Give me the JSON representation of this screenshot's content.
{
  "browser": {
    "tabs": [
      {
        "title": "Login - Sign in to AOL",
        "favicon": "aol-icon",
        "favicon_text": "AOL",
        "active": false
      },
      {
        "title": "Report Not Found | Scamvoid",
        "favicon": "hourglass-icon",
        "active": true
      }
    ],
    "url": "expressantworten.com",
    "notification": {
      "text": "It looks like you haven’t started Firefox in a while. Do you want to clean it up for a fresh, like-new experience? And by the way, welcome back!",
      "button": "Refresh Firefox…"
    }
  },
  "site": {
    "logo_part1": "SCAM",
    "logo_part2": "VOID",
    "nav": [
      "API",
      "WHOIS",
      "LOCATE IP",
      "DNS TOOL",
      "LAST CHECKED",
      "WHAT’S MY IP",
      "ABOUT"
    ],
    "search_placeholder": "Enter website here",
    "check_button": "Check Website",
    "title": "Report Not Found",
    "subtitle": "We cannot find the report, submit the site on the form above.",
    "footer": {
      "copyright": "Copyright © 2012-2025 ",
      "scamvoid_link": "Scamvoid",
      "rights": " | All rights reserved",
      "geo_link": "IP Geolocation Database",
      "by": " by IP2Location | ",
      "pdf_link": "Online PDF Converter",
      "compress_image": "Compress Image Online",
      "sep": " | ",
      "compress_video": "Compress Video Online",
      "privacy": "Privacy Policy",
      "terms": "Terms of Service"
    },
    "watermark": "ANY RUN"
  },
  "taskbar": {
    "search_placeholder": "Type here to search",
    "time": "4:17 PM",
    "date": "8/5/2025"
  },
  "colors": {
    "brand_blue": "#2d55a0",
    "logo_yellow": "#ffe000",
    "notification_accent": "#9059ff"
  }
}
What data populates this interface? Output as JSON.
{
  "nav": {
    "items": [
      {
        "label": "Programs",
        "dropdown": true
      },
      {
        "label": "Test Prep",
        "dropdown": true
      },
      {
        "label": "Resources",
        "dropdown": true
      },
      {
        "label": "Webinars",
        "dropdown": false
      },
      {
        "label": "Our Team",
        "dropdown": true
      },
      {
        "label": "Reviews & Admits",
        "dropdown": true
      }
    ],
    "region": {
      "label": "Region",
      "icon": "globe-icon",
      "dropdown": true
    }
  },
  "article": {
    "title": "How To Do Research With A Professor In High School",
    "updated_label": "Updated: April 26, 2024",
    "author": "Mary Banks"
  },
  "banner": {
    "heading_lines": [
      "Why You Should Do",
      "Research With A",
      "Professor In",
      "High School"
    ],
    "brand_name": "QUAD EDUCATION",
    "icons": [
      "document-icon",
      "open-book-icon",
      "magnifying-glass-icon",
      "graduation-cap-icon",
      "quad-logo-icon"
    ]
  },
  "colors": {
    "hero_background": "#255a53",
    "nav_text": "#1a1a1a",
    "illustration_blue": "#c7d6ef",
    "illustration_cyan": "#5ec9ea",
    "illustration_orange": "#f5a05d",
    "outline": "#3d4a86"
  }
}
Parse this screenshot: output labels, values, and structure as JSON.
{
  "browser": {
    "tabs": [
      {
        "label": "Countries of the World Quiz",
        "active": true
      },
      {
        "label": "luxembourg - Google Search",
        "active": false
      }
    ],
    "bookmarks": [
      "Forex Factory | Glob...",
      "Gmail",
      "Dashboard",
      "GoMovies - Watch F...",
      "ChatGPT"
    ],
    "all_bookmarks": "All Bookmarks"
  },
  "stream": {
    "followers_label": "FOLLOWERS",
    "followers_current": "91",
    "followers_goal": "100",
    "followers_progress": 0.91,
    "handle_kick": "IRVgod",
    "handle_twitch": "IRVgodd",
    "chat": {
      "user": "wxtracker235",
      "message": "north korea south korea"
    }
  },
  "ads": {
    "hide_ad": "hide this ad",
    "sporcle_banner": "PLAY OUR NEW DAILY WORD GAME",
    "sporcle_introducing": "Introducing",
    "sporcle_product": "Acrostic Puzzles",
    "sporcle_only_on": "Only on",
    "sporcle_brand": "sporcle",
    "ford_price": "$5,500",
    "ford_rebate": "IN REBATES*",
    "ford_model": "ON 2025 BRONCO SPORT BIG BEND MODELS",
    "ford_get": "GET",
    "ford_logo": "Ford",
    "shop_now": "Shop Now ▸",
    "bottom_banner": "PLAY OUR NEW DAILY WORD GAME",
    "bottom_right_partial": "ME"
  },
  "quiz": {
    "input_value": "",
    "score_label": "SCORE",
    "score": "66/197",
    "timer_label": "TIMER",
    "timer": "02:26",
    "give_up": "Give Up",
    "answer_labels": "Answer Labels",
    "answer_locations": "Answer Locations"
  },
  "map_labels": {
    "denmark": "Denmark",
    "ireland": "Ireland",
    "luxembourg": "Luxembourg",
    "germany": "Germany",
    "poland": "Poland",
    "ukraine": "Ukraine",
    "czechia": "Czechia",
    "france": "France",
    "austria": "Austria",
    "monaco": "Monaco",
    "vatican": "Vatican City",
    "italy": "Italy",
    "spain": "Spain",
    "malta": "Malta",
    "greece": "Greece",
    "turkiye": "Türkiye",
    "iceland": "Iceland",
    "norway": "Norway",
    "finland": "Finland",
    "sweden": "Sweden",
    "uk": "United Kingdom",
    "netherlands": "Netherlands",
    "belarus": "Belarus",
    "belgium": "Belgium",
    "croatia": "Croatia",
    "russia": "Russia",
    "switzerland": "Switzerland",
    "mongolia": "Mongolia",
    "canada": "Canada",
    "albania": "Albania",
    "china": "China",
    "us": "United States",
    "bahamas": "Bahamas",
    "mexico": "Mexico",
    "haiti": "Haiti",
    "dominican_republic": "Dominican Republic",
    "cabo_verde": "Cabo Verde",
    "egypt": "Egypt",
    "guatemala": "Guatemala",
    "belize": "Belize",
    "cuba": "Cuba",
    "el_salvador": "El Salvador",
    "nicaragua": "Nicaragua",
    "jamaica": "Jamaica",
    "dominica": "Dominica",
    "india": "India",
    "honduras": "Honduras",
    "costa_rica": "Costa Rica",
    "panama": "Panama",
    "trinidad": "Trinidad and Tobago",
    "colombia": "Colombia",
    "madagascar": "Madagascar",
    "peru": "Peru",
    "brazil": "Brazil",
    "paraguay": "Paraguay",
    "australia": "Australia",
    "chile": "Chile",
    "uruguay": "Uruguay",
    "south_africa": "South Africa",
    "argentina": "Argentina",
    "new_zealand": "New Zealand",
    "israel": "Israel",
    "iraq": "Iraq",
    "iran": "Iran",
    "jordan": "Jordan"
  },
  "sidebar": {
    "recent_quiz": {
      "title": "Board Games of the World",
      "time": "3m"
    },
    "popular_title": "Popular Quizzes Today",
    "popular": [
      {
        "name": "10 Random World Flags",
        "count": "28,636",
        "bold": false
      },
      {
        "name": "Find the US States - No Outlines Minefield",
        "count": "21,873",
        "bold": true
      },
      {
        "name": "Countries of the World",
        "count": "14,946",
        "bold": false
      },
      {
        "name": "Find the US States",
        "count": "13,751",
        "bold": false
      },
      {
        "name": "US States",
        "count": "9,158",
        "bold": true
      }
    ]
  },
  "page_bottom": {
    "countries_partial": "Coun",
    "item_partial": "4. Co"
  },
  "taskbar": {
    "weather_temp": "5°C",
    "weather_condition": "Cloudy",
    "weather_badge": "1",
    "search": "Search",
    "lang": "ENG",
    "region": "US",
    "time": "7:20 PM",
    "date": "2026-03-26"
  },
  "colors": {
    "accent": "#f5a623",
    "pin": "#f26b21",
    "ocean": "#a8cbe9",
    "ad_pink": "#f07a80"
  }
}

+---+

_Work to be completed_: Nothing should be changed: write out all of the data as is.

_Exercise answer_:
Give me the JSON representation of this screenshot's content.
{
  "browser": {
    "tabs": [
      {
        "title": "Login - Sign in to AOL",
        "favicon": "aol-icon",
        "favicon_text": "AOL",
        "active": false
      },
      {
        "title": "Report Not Found | Scamvoid",
        "favicon": "hourglass-icon",
        "active": true
      }
    ],
    "url": "expressantworten.com",
    "notification": {
      "text": "It looks like you haven’t started Firefox in a while. Do you want to clean it up for a fresh, like-new experience? And by the way, welcome back!",
      "button": "Refresh Firefox…"
    }
  },
  "site": {
    "logo_part1": "SCAM",
    "logo_part2": "VOID",
    "nav": [
      "API",
      "WHOIS",
      "LOCATE IP",
      "DNS TOOL",
      "LAST CHECKED",
      "WHAT’S MY IP",
      "ABOUT"
    ],
    "search_placeholder": "Enter website here",
    "check_button": "Check Website",
    "title": "Report Not Found",
    "subtitle": "We cannot find the report, submit the site on the form above.",
    "footer": {
      "copyright": "Copyright © 2012-2025 ",
      "scamvoid_link": "Scamvoid",
      "rights": " | All rights reserved",
      "geo_link": "IP Geolocation Database",
      "by": " by IP2Location | ",
      "pdf_link": "Online PDF Converter",
      "compress_image": "Compress Image Online",
      "sep": " | ",
      "compress_video": "Compress Video Online",
      "privacy": "Privacy Policy",
      "terms": "Terms of Service"
    },
    "watermark": "ANY RUN"
  },
  "taskbar": {
    "search_placeholder": "Type here to search",
    "time": "4:17 PM",
    "date": "8/5/2025"
  },
  "colors": {
    "brand_blue": "#2d55a0",
    "logo_yellow": "#ffe000",
    "notification_accent": "#9059ff"
  }
}
What data populates this interface? Output as JSON.
{
  "nav": {
    "items": [
      {
        "label": "Programs",
        "dropdown": true
      },
      {
        "label": "Test Prep",
        "dropdown": true
      },
      {
        "label": "Resources",
        "dropdown": true
      },
      {
        "label": "Webinars",
        "dropdown": false
      },
      {
        "label": "Our Team",
        "dropdown": true
      },
      {
        "label": "Reviews & Admits",
        "dropdown": true
      }
    ],
    "region": {
      "label": "Region",
      "icon": "globe-icon",
      "dropdown": true
    }
  },
  "article": {
    "title": "How To Do Research With A Professor In High School",
    "updated_label": "Updated: April 26, 2024",
    "author": "Mary Banks"
  },
  "banner": {
    "heading_lines": [
      "Why You Should Do",
      "Research With A",
      "Professor In",
      "High School"
    ],
    "brand_name": "QUAD EDUCATION",
    "icons": [
      "document-icon",
      "open-book-icon",
      "magnifying-glass-icon",
      "graduation-cap-icon",
      "quad-logo-icon"
    ]
  },
  "colors": {
    "hero_background": "#255a53",
    "nav_text": "#1a1a1a",
    "illustration_blue": "#c7d6ef",
    "illustration_cyan": "#5ec9ea",
    "illustration_orange": "#f5a05d",
    "outline": "#3d4a86"
  }
}
Parse this screenshot: output labels, values, and structure as JSON.
{
  "browser": {
    "tabs": [
      {
        "label": "Countries of the World Quiz",
        "active": true
      },
      {
        "label": "luxembourg - Google Search",
        "active": false
      }
    ],
    "bookmarks": [
      "Forex Factory | Glob...",
      "Gmail",
      "Dashboard",
      "GoMovies - Watch F...",
      "ChatGPT"
    ],
    "all_bookmarks": "All Bookmarks"
  },
  "stream": {
    "followers_label": "FOLLOWERS",
    "followers_current": "91",
    "followers_goal": "100",
    "followers_progress": 0.91,
    "handle_kick": "IRVgod",
    "handle_twitch": "IRVgodd",
    "chat": {
      "user": "wxtracker235",
      "message": "north korea south korea"
    }
  },
  "ads": {
    "hide_ad": "hide this ad",
    "sporcle_banner": "PLAY OUR NEW DAILY WORD GAME",
    "sporcle_introducing": "Introducing",
    "sporcle_product": "Acrostic Puzzles",
    "sporcle_only_on": "Only on",
    "sporcle_brand": "sporcle",
    "ford_price": "$5,500",
    "ford_rebate": "IN REBATES*",
    "ford_model": "ON 2025 BRONCO SPORT BIG BEND MODELS",
    "ford_get": "GET",
    "ford_logo": "Ford",
    "shop_now": "Shop Now ▸",
    "bottom_banner": "PLAY OUR NEW DAILY WORD GAME",
    "bottom_right_partial": "ME"
  },
  "quiz": {
    "input_value": "",
    "score_label": "SCORE",
    "score": "66/197",
    "timer_label": "TIMER",
    "timer": "02:26",
    "give_up": "Give Up",
    "answer_labels": "Answer Labels",
    "answer_locations": "Answer Locations"
  },
  "map_labels": {
    "denmark": "Denmark",
    "ireland": "Ireland",
    "luxembourg": "Luxembourg",
    "germany": "Germany",
    "poland": "Poland",
    "ukraine": "Ukraine",
    "czechia": "Czechia",
    "france": "France",
    "austria": "Austria",
    "monaco": "Monaco",
    "vatican": "Vatican City",
    "italy": "Italy",
    "spain": "Spain",
    "malta": "Malta",
    "greece": "Greece",
    "turkiye": "Türkiye",
    "iceland": "Iceland",
    "norway": "Norway",
    "finland": "Finland",
    "sweden": "Sweden",
    "uk": "United Kingdom",
    "netherlands": "Netherlands",
    "belarus": "Belarus",
    "belgium": "Belgium",
    "croatia": "Croatia",
    "russia": "Russia",
    "switzerland": "Switzerland",
    "mongolia": "Mongolia",
    "canada": "Canada",
    "albania": "Albania",
    "china": "China",
    "us": "United States",
    "bahamas": "Bahamas",
    "mexico": "Mexico",
    "haiti": "Haiti",
    "dominican_republic": "Dominican Republic",
    "cabo_verde": "Cabo Verde",
    "egypt": "Egypt",
    "guatemala": "Guatemala",
    "belize": "Belize",
    "cuba": "Cuba",
    "el_salvador": "El Salvador",
    "nicaragua": "Nicaragua",
    "jamaica": "Jamaica",
    "dominica": "Dominica",
    "india": "India",
    "honduras": "Honduras",
    "costa_rica": "Costa Rica",
    "panama": "Panama",
    "trinidad": "Trinidad and Tobago",
    "colombia": "Colombia",
    "madagascar": "Madagascar",
    "peru": "Peru",
    "brazil": "Brazil",
    "paraguay": "Paraguay",
    "australia": "Australia",
    "chile": "Chile",
    "uruguay": "Uruguay",
    "south_africa": "South Africa",
    "argentina": "Argentina",
    "new_zealand": "New Zealand",
    "israel": "Israel",
    "iraq": "Iraq",
    "iran": "Iran",
    "jordan": "Jordan"
  },
  "sidebar": {
    "recent_quiz": {
      "title": "Board Games of the World",
      "time": "3m"
    },
    "popular_title": "Popular Quizzes Today",
    "popular": [
      {
        "name": "10 Random World Flags",
        "count": "28,636",
        "bold": false
      },
      {
        "name": "Find the US States - No Outlines Minefield",
        "count": "21,873",
        "bold": true
      },
      {
        "name": "Countries of the World",
        "count": "14,946",
        "bold": false
      },
      {
        "name": "Find the US States",
        "count": "13,751",
        "bold": false
      },
      {
        "name": "US States",
        "count": "9,158",
        "bold": true
      }
    ]
  },
  "page_bottom": {
    "countries_partial": "Coun",
    "item_partial": "4. Co"
  },
  "taskbar": {
    "weather_temp": "5°C",
    "weather_condition": "Cloudy",
    "weather_badge": "1",
    "search": "Search",
    "lang": "ENG",
    "region": "US",
    "time": "7:20 PM",
    "date": "2026-03-26"
  },
  "colors": {
    "accent": "#f5a623",
    "pin": "#f26b21",
    "ocean": "#a8cbe9",
    "ad_pink": "#f07a80"
  }
}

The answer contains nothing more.